▶ [Instructions to follow]: Transcribe the records below in full; pictures stay out of the copy.

▶ [Data provided]:
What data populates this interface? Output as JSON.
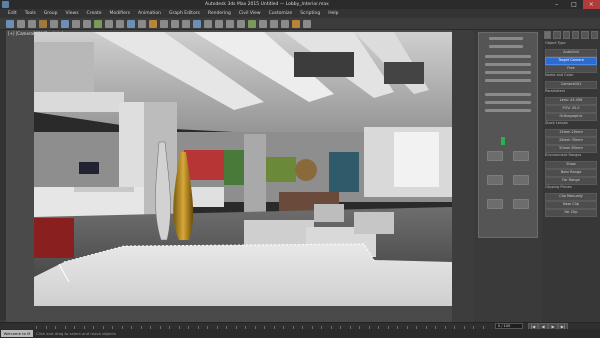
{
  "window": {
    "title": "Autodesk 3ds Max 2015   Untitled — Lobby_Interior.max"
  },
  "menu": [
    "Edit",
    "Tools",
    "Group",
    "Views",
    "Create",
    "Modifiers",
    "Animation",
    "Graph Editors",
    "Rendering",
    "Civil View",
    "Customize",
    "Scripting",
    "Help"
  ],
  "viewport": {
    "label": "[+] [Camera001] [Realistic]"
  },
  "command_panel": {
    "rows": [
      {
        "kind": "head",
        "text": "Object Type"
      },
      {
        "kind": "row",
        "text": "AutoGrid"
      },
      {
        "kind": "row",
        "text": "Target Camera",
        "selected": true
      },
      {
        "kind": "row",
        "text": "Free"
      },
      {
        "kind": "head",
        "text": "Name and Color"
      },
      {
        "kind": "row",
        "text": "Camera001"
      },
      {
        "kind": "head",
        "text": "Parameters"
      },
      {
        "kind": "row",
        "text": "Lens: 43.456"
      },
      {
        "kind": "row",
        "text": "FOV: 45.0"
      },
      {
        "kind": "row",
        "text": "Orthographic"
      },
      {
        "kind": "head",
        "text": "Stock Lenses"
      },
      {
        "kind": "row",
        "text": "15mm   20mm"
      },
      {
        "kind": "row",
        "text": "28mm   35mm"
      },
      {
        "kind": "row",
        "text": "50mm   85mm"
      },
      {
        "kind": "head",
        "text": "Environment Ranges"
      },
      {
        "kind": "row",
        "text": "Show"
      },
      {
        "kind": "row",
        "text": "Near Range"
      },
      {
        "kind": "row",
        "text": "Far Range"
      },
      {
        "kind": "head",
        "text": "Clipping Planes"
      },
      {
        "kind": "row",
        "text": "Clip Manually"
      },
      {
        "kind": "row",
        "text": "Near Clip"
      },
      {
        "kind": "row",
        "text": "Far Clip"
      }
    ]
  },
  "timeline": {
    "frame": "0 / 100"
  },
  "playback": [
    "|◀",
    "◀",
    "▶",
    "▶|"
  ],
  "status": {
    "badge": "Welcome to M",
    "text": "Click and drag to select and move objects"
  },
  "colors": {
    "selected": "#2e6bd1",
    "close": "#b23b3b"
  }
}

▶ [Task answer]:
What data populates this interface? Output as JSON.
{
  "window": {
    "title": "Autodesk 3ds Max 2015   Untitled — Lobby_Interior.max"
  },
  "menu": [
    "Edit",
    "Tools",
    "Group",
    "Views",
    "Create",
    "Modifiers",
    "Animation",
    "Graph Editors",
    "Rendering",
    "Civil View",
    "Customize",
    "Scripting",
    "Help"
  ],
  "viewport": {
    "label": "[+] [Camera001] [Realistic]"
  },
  "command_panel": {
    "rows": [
      {
        "kind": "head",
        "text": "Object Type"
      },
      {
        "kind": "row",
        "text": "AutoGrid"
      },
      {
        "kind": "row",
        "text": "Target Camera",
        "selected": true
      },
      {
        "kind": "row",
        "text": "Free"
      },
      {
        "kind": "head",
        "text": "Name and Color"
      },
      {
        "kind": "row",
        "text": "Camera001"
      },
      {
        "kind": "head",
        "text": "Parameters"
      },
      {
        "kind": "row",
        "text": "Lens: 43.456"
      },
      {
        "kind": "row",
        "text": "FOV: 45.0"
      },
      {
        "kind": "row",
        "text": "Orthographic"
      },
      {
        "kind": "head",
        "text": "Stock Lenses"
      },
      {
        "kind": "row",
        "text": "15mm   20mm"
      },
      {
        "kind": "row",
        "text": "28mm   35mm"
      },
      {
        "kind": "row",
        "text": "50mm   85mm"
      },
      {
        "kind": "head",
        "text": "Environment Ranges"
      },
      {
        "kind": "row",
        "text": "Show"
      },
      {
        "kind": "row",
        "text": "Near Range"
      },
      {
        "kind": "row",
        "text": "Far Range"
      },
      {
        "kind": "head",
        "text": "Clipping Planes"
      },
      {
        "kind": "row",
        "text": "Clip Manually"
      },
      {
        "kind": "row",
        "text": "Near Clip"
      },
      {
        "kind": "row",
        "text": "Far Clip"
      }
    ]
  },
  "timeline": {
    "frame": "0 / 100"
  },
  "playback": [
    "|◀",
    "◀",
    "▶",
    "▶|"
  ],
  "status": {
    "badge": "Welcome to M",
    "text": "Click and drag to select and move objects"
  },
  "colors": {
    "selected": "#2e6bd1",
    "close": "#b23b3b"
  }
}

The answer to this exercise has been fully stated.